| The request |
Reproduce the listing below verbatim, line for line, and omit the picture.

-----

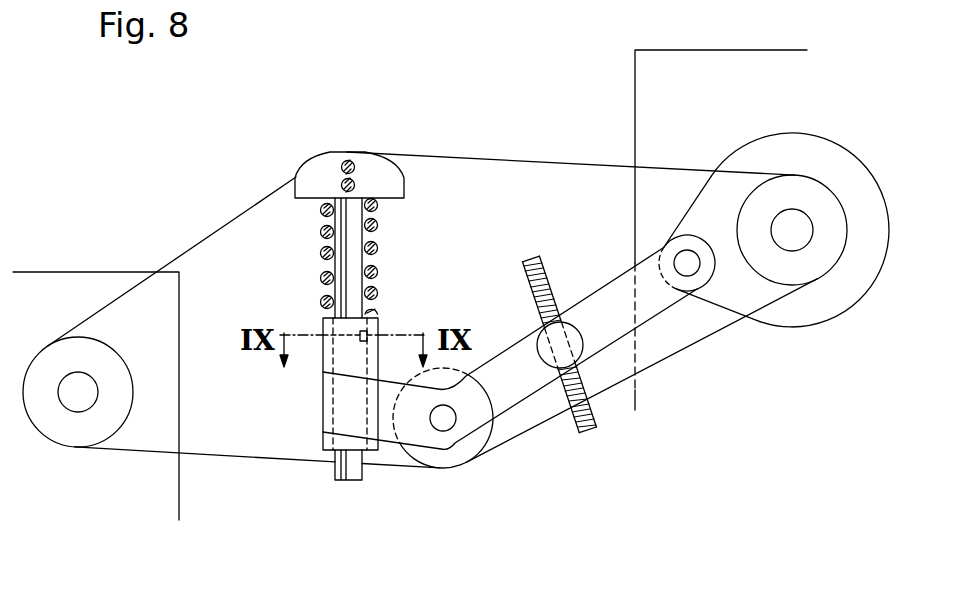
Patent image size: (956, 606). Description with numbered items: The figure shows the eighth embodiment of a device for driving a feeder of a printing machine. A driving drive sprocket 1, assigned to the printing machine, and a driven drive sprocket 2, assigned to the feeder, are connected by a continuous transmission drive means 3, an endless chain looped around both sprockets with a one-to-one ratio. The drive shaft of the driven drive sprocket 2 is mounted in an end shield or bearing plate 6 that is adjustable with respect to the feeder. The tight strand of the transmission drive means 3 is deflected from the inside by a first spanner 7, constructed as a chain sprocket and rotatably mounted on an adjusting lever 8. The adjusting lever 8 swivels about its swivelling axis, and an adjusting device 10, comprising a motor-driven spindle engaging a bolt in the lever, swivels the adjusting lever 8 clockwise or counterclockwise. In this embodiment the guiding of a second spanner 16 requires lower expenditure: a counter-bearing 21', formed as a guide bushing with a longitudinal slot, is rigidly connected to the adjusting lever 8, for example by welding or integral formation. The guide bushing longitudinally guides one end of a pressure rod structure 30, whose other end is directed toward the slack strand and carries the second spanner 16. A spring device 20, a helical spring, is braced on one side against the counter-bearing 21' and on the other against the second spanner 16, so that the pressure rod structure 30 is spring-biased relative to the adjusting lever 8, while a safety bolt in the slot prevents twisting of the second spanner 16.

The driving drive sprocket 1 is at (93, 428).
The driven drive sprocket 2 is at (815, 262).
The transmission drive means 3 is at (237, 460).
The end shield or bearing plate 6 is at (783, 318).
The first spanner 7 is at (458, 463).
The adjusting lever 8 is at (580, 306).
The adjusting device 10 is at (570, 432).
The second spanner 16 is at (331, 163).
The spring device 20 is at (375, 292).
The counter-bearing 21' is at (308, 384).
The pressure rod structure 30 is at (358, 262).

-----

| Full output |
Patent image size: (956, 606). Description with numbered items: The figure shows the eighth embodiment of a device for driving a feeder of a printing machine. A driving drive sprocket 1, assigned to the printing machine, and a driven drive sprocket 2, assigned to the feeder, are connected by a continuous transmission drive means 3, an endless chain looped around both sprockets with a one-to-one ratio. The drive shaft of the driven drive sprocket 2 is mounted in an end shield or bearing plate 6 that is adjustable with respect to the feeder. The tight strand of the transmission drive means 3 is deflected from the inside by a first spanner 7, constructed as a chain sprocket and rotatably mounted on an adjusting lever 8. The adjusting lever 8 swivels about its swivelling axis, and an adjusting device 10, comprising a motor-driven spindle engaging a bolt in the lever, swivels the adjusting lever 8 clockwise or counterclockwise. In this embodiment the guiding of a second spanner 16 requires lower expenditure: a counter-bearing 21', formed as a guide bushing with a longitudinal slot, is rigidly connected to the adjusting lever 8, for example by welding or integral formation. The guide bushing longitudinally guides one end of a pressure rod structure 30, whose other end is directed toward the slack strand and carries the second spanner 16. A spring device 20, a helical spring, is braced on one side against the counter-bearing 21' and on the other against the second spanner 16, so that the pressure rod structure 30 is spring-biased relative to the adjusting lever 8, while a safety bolt in the slot prevents twisting of the second spanner 16.

The driving drive sprocket 1 is at (93, 428).
The driven drive sprocket 2 is at (815, 262).
The transmission drive means 3 is at (237, 460).
The end shield or bearing plate 6 is at (783, 318).
The first spanner 7 is at (458, 463).
The adjusting lever 8 is at (580, 306).
The adjusting device 10 is at (570, 432).
The second spanner 16 is at (331, 163).
The spring device 20 is at (375, 292).
The counter-bearing 21' is at (308, 384).
The pressure rod structure 30 is at (358, 262).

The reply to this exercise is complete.